### RECORDS ###
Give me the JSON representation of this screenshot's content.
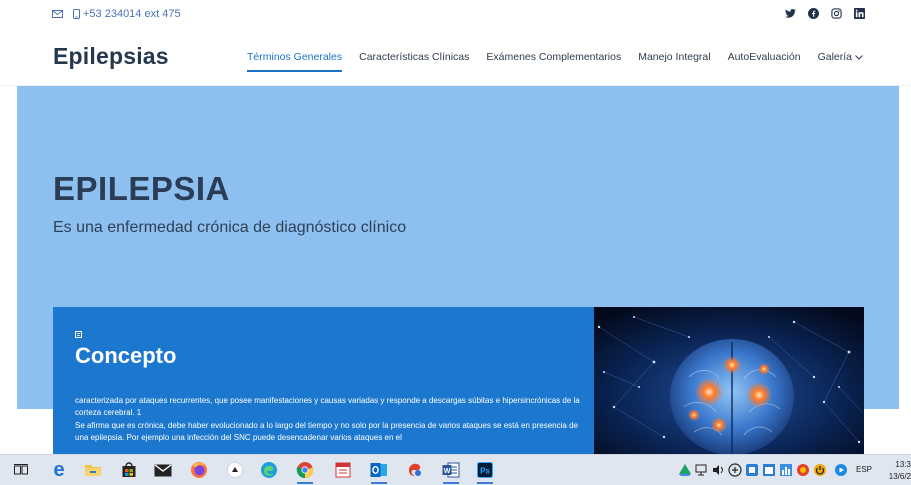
{
  "topbar": {
    "phone": "+53 234014 ext 475",
    "icons": [
      "mail-icon",
      "phone-icon"
    ],
    "social": [
      "twitter-icon",
      "facebook-icon",
      "instagram-icon",
      "linkedin-icon"
    ]
  },
  "header": {
    "brand": "Epilepsias",
    "nav": [
      {
        "label": "Términos Generales",
        "active": true
      },
      {
        "label": "Características Clínicas"
      },
      {
        "label": "Exámenes Complementarios"
      },
      {
        "label": "Manejo Integral"
      },
      {
        "label": "AutoEvaluación"
      },
      {
        "label": "Galería",
        "dropdown": true
      }
    ]
  },
  "hero": {
    "title": "EPILEPSIA",
    "subtitle": "Es una enfermedad crónica de diagnóstico clínico"
  },
  "concept": {
    "title": "Concepto",
    "paragraphs": [
      "caracterizada por ataques recurrentes, que posee manifestaciones y causas variadas y responde a descargas súbitas e hipersincrónicas de la corteza cerebral. 1",
      "Se afirma que es crónica, debe haber evolucionado a lo largo del tiempo y no solo por la presencia de varios ataques se está en presencia de una epilepsia. Por ejemplo una infección del SNC puede desencadenar varios ataques en el"
    ]
  },
  "taskbar": {
    "apps": [
      "task-view-icon",
      "edge-legacy-icon",
      "file-explorer-icon",
      "store-icon",
      "mail-app-icon",
      "firefox-icon",
      "app-icon",
      "edge-icon",
      "chrome-icon",
      "calendar-app-icon",
      "outlook-icon",
      "spotify-like-icon",
      "word-icon",
      "photoshop-icon"
    ],
    "lang": "ESP",
    "time": "13:3",
    "date": "13/6/2"
  },
  "colors": {
    "accent": "#1a73c8",
    "hero_bg": "#8ec0ef",
    "card_bg": "#1c78cf",
    "brand": "#25384f"
  }
}
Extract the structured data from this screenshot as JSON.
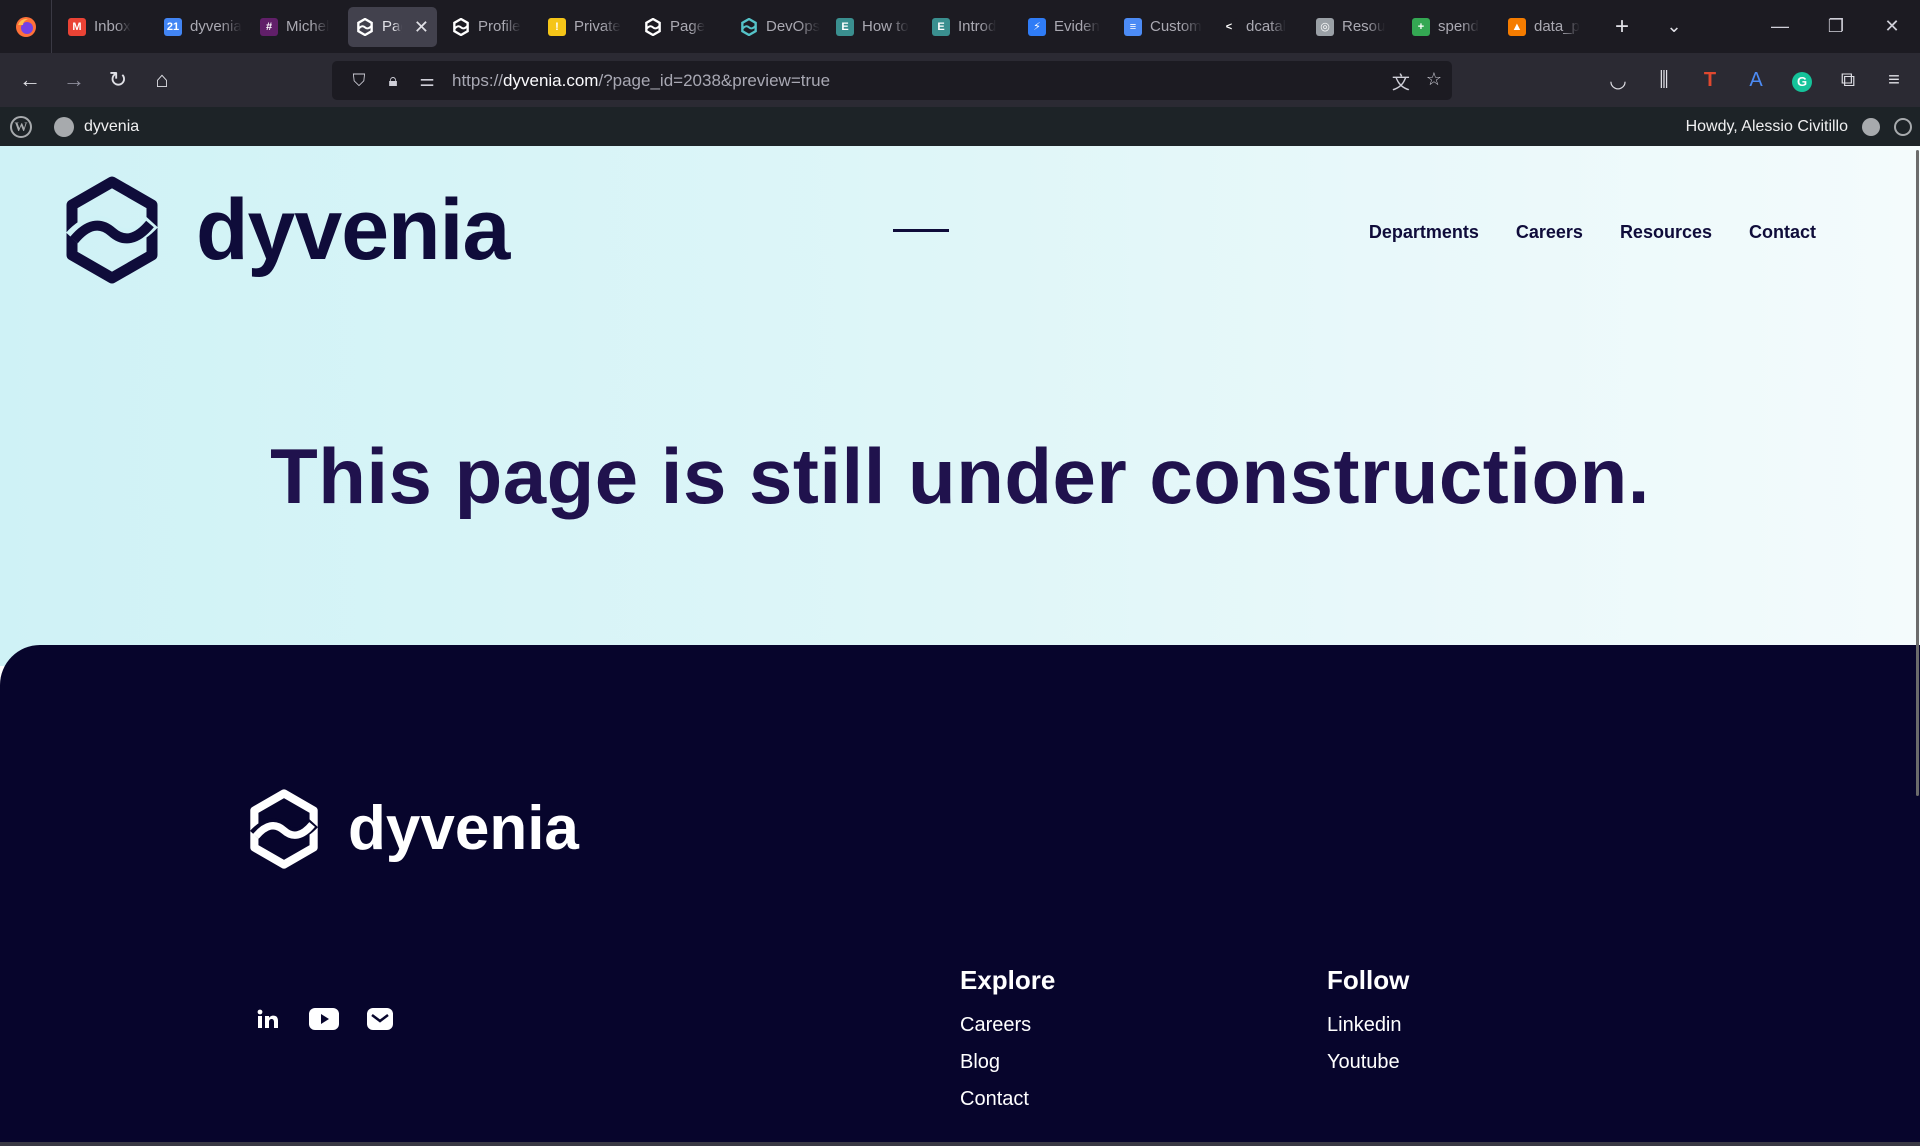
{
  "browser": {
    "tabs": [
      {
        "label": "Inbox",
        "icon": "gmail-icon",
        "color": "#ea4335",
        "glyph": "M"
      },
      {
        "label": "dyvenia",
        "icon": "calendar-icon",
        "color": "#4285f4",
        "glyph": "21"
      },
      {
        "label": "Michel",
        "icon": "slack-icon",
        "color": "#611f69",
        "glyph": "#"
      },
      {
        "label": "Page",
        "icon": "dyvenia-icon",
        "color": "#ffffff",
        "glyph": "",
        "active": true
      },
      {
        "label": "Profile",
        "icon": "dyvenia-icon",
        "color": "#ffffff",
        "glyph": ""
      },
      {
        "label": "Private",
        "icon": "shield-icon",
        "color": "#f5c518",
        "glyph": "!"
      },
      {
        "label": "Page",
        "icon": "dyvenia-icon",
        "color": "#ffffff",
        "glyph": ""
      },
      {
        "label": "DevOps",
        "icon": "dyvenia-icon",
        "color": "#55c3c8",
        "glyph": ""
      },
      {
        "label": "How to",
        "icon": "e-icon",
        "color": "#3a8f8f",
        "glyph": "E"
      },
      {
        "label": "Introd",
        "icon": "e-icon",
        "color": "#3a8f8f",
        "glyph": "E"
      },
      {
        "label": "Eviden",
        "icon": "bolt-icon",
        "color": "#2f7cf6",
        "glyph": "⚡"
      },
      {
        "label": "Custom",
        "icon": "docs-icon",
        "color": "#4c8bf5",
        "glyph": "≡"
      },
      {
        "label": "dcatal",
        "icon": "chevron-icon",
        "color": "#1c1b22",
        "glyph": "<"
      },
      {
        "label": "Resou",
        "icon": "openai-icon",
        "color": "#9aa0a6",
        "glyph": "◎"
      },
      {
        "label": "spend",
        "icon": "sheets-icon",
        "color": "#34a853",
        "glyph": "+"
      },
      {
        "label": "data_p",
        "icon": "chart-icon",
        "color": "#f57c00",
        "glyph": "▲"
      }
    ],
    "url": {
      "scheme": "https://",
      "host": "dyvenia.com",
      "rest": "/?page_id=2038&preview=true"
    }
  },
  "wpbar": {
    "site_name": "dyvenia",
    "greeting": "Howdy, Alessio Civitillo"
  },
  "site": {
    "brand": "dyvenia",
    "nav": [
      "Departments",
      "Careers",
      "Resources",
      "Contact"
    ],
    "headline": "This page is still under construction.",
    "footer": {
      "brand": "dyvenia",
      "explore": {
        "title": "Explore",
        "links": [
          "Careers",
          "Blog",
          "Contact"
        ]
      },
      "follow": {
        "title": "Follow",
        "links": [
          "Linkedin",
          "Youtube"
        ]
      }
    }
  },
  "colors": {
    "navy": "#0f0c3a",
    "headline": "#20124d",
    "footer_bg": "#07052c",
    "hero_start": "#cff2f6"
  }
}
###
PROBLEM TO WORK ON: Without including any pictures, print all of the material exactly as given.

EXPECTED OUTPUT:
Give me the JSON representation of this screenshot's content.
{
  "topbar": {
    "phone": "+53 234014 ext 475",
    "icons": [
      "mail-icon",
      "phone-icon"
    ],
    "social": [
      "twitter-icon",
      "facebook-icon",
      "instagram-icon",
      "linkedin-icon"
    ]
  },
  "header": {
    "brand": "Epilepsias",
    "nav": [
      {
        "label": "Términos Generales",
        "active": true
      },
      {
        "label": "Características Clínicas"
      },
      {
        "label": "Exámenes Complementarios"
      },
      {
        "label": "Manejo Integral"
      },
      {
        "label": "AutoEvaluación"
      },
      {
        "label": "Galería",
        "dropdown": true
      }
    ]
  },
  "hero": {
    "title": "EPILEPSIA",
    "subtitle": "Es una enfermedad crónica de diagnóstico clínico"
  },
  "concept": {
    "title": "Concepto",
    "paragraphs": [
      "caracterizada por ataques recurrentes, que posee manifestaciones y causas variadas y responde a descargas súbitas e hipersincrónicas de la corteza cerebral. 1",
      "Se afirma que es crónica, debe haber evolucionado a lo largo del tiempo y no solo por la presencia de varios ataques se está en presencia de una epilepsia. Por ejemplo una infección del SNC puede desencadenar varios ataques en el"
    ]
  },
  "taskbar": {
    "apps": [
      "task-view-icon",
      "edge-legacy-icon",
      "file-explorer-icon",
      "store-icon",
      "mail-app-icon",
      "firefox-icon",
      "app-icon",
      "edge-icon",
      "chrome-icon",
      "calendar-app-icon",
      "outlook-icon",
      "spotify-like-icon",
      "word-icon",
      "photoshop-icon"
    ],
    "lang": "ESP",
    "time": "13:3",
    "date": "13/6/2"
  },
  "colors": {
    "accent": "#1a73c8",
    "hero_bg": "#8ec0ef",
    "card_bg": "#1c78cf",
    "brand": "#25384f"
  }
}
Extract the structured data from this screenshot as JSON.
{
  "browser": {
    "tabs": [
      {
        "label": "Inbox",
        "icon": "gmail-icon",
        "color": "#ea4335",
        "glyph": "M"
      },
      {
        "label": "dyvenia",
        "icon": "calendar-icon",
        "color": "#4285f4",
        "glyph": "21"
      },
      {
        "label": "Michel",
        "icon": "slack-icon",
        "color": "#611f69",
        "glyph": "#"
      },
      {
        "label": "Page",
        "icon": "dyvenia-icon",
        "color": "#ffffff",
        "glyph": "",
        "active": true
      },
      {
        "label": "Profile",
        "icon": "dyvenia-icon",
        "color": "#ffffff",
        "glyph": ""
      },
      {
        "label": "Private",
        "icon": "shield-icon",
        "color": "#f5c518",
        "glyph": "!"
      },
      {
        "label": "Page",
        "icon": "dyvenia-icon",
        "color": "#ffffff",
        "glyph": ""
      },
      {
        "label": "DevOps",
        "icon": "dyvenia-icon",
        "color": "#55c3c8",
        "glyph": ""
      },
      {
        "label": "How to",
        "icon": "e-icon",
        "color": "#3a8f8f",
        "glyph": "E"
      },
      {
        "label": "Introd",
        "icon": "e-icon",
        "color": "#3a8f8f",
        "glyph": "E"
      },
      {
        "label": "Eviden",
        "icon": "bolt-icon",
        "color": "#2f7cf6",
        "glyph": "⚡"
      },
      {
        "label": "Custom",
        "icon": "docs-icon",
        "color": "#4c8bf5",
        "glyph": "≡"
      },
      {
        "label": "dcatal",
        "icon": "chevron-icon",
        "color": "#1c1b22",
        "glyph": "<"
      },
      {
        "label": "Resou",
        "icon": "openai-icon",
        "color": "#9aa0a6",
        "glyph": "◎"
      },
      {
        "label": "spend",
        "icon": "sheets-icon",
        "color": "#34a853",
        "glyph": "+"
      },
      {
        "label": "data_p",
        "icon": "chart-icon",
        "color": "#f57c00",
        "glyph": "▲"
      }
    ],
    "url": {
      "scheme": "https://",
      "host": "dyvenia.com",
      "rest": "/?page_id=2038&preview=true"
    }
  },
  "wpbar": {
    "site_name": "dyvenia",
    "greeting": "Howdy, Alessio Civitillo"
  },
  "site": {
    "brand": "dyvenia",
    "nav": [
      "Departments",
      "Careers",
      "Resources",
      "Contact"
    ],
    "headline": "This page is still under construction.",
    "footer": {
      "brand": "dyvenia",
      "explore": {
        "title": "Explore",
        "links": [
          "Careers",
          "Blog",
          "Contact"
        ]
      },
      "follow": {
        "title": "Follow",
        "links": [
          "Linkedin",
          "Youtube"
        ]
      }
    }
  },
  "colors": {
    "navy": "#0f0c3a",
    "headline": "#20124d",
    "footer_bg": "#07052c",
    "hero_start": "#cff2f6"
  }
}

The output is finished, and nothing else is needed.